─── Entries provided
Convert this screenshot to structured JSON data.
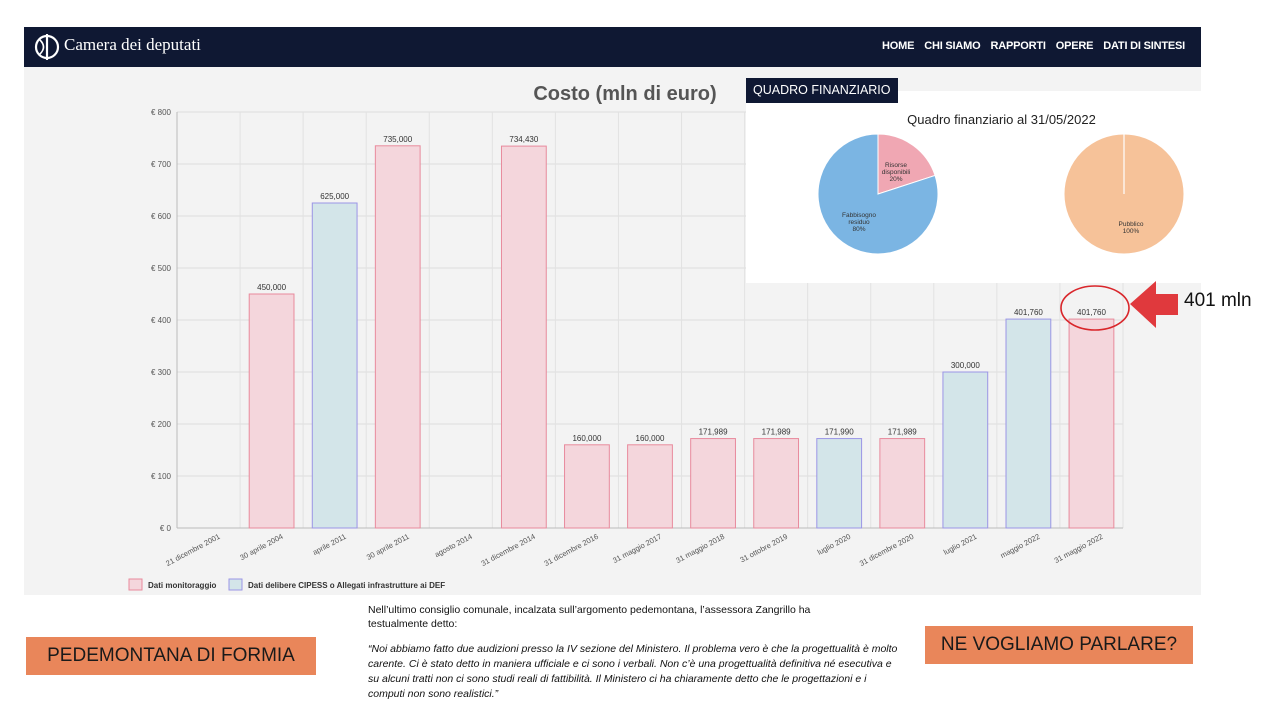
{
  "header": {
    "brand": "Camera dei deputati",
    "nav": [
      "HOME",
      "CHI SIAMO",
      "RAPPORTI",
      "OPERE",
      "DATI DI SINTESI"
    ]
  },
  "quadro_button": "QUADRO FINANZIARIO",
  "pie_title": "Quadro finanziario al 31/05/2022",
  "pie_left": [
    {
      "label_lines": [
        "Risorse",
        "disponibili",
        "20%"
      ],
      "share": 20,
      "color": "#f0a7b3"
    },
    {
      "label_lines": [
        "Fabbisogno",
        "residuo",
        "80%"
      ],
      "share": 80,
      "color": "#7bb5e3"
    }
  ],
  "pie_right": [
    {
      "label_lines": [
        "Pubblico",
        "100%"
      ],
      "share": 100,
      "color": "#f6c299"
    }
  ],
  "callout": "401 mln",
  "tag_left": "PEDEMONTANA DI FORMIA",
  "tag_right": "NE VOGLIAMO PARLARE?",
  "quote_intro": "Nell’ultimo consiglio comunale, incalzata sull’argomento pedemontana, l’assessora Zangrillo ha testualmente detto:",
  "quote_text": "“Noi abbiamo fatto due audizioni presso la IV sezione del Ministero. Il problema vero è che la progettualità è molto carente. Ci è stato detto in maniera ufficiale e ci sono i verbali. Non c’è una progettualità definitiva né esecutiva e su alcuni tratti non ci sono studi reali di fattibilità. Il Ministero ci ha chiaramente detto che le progettazioni e i computi non sono realistici.”",
  "colors": {
    "monitoraggio_fill": "#f4d6dc",
    "monitoraggio_stroke": "#e88a9c",
    "cipess_fill": "#d3e5e9",
    "cipess_stroke": "#9b95e6",
    "navbar": "#0f1833",
    "tag": "#e9865a",
    "arrow": "#e0393d"
  },
  "chart_data": {
    "type": "bar",
    "title": "Costo (mln di euro)",
    "ylim": [
      0,
      800
    ],
    "yticks": [
      "€ 0",
      "€ 100",
      "€ 200",
      "€ 300",
      "€ 400",
      "€ 500",
      "€ 600",
      "€ 700",
      "€ 800"
    ],
    "grid": true,
    "legend_position": "bottom-left",
    "legend": [
      "Dati monitoraggio",
      "Dati delibere CIPESS o Allegati infrastrutture ai DEF"
    ],
    "categories": [
      "21 dicembre 2001",
      "30 aprile 2004",
      "aprile 2011",
      "30 aprile 2011",
      "agosto 2014",
      "31 dicembre 2014",
      "31 dicembre 2016",
      "31 maggio 2017",
      "31 maggio 2018",
      "31 ottobre 2019",
      "luglio 2020",
      "31 dicembre 2020",
      "luglio 2021",
      "maggio 2022",
      "31 maggio 2022"
    ],
    "values": [
      null,
      450,
      625,
      735,
      null,
      734.43,
      160,
      160,
      171.989,
      171.989,
      171.99,
      171.989,
      300,
      401.76,
      401.76
    ],
    "value_labels": [
      "",
      "450,000",
      "625,000",
      "735,000",
      "",
      "734,430",
      "160,000",
      "160,000",
      "171,989",
      "171,989",
      "171,990",
      "171,989",
      "300,000",
      "401,760",
      "401,760"
    ],
    "series_of_bar": [
      "monitoraggio",
      "monitoraggio",
      "cipess",
      "monitoraggio",
      "monitoraggio",
      "monitoraggio",
      "monitoraggio",
      "monitoraggio",
      "monitoraggio",
      "monitoraggio",
      "cipess",
      "monitoraggio",
      "cipess",
      "cipess",
      "monitoraggio"
    ]
  }
}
──────
• Work to do: Collect the complete line wherever the string "aprile" appears in the records.

• Answer to the problem:
      "30 aprile 2004",
      "aprile 2011",
      "30 aprile 2011",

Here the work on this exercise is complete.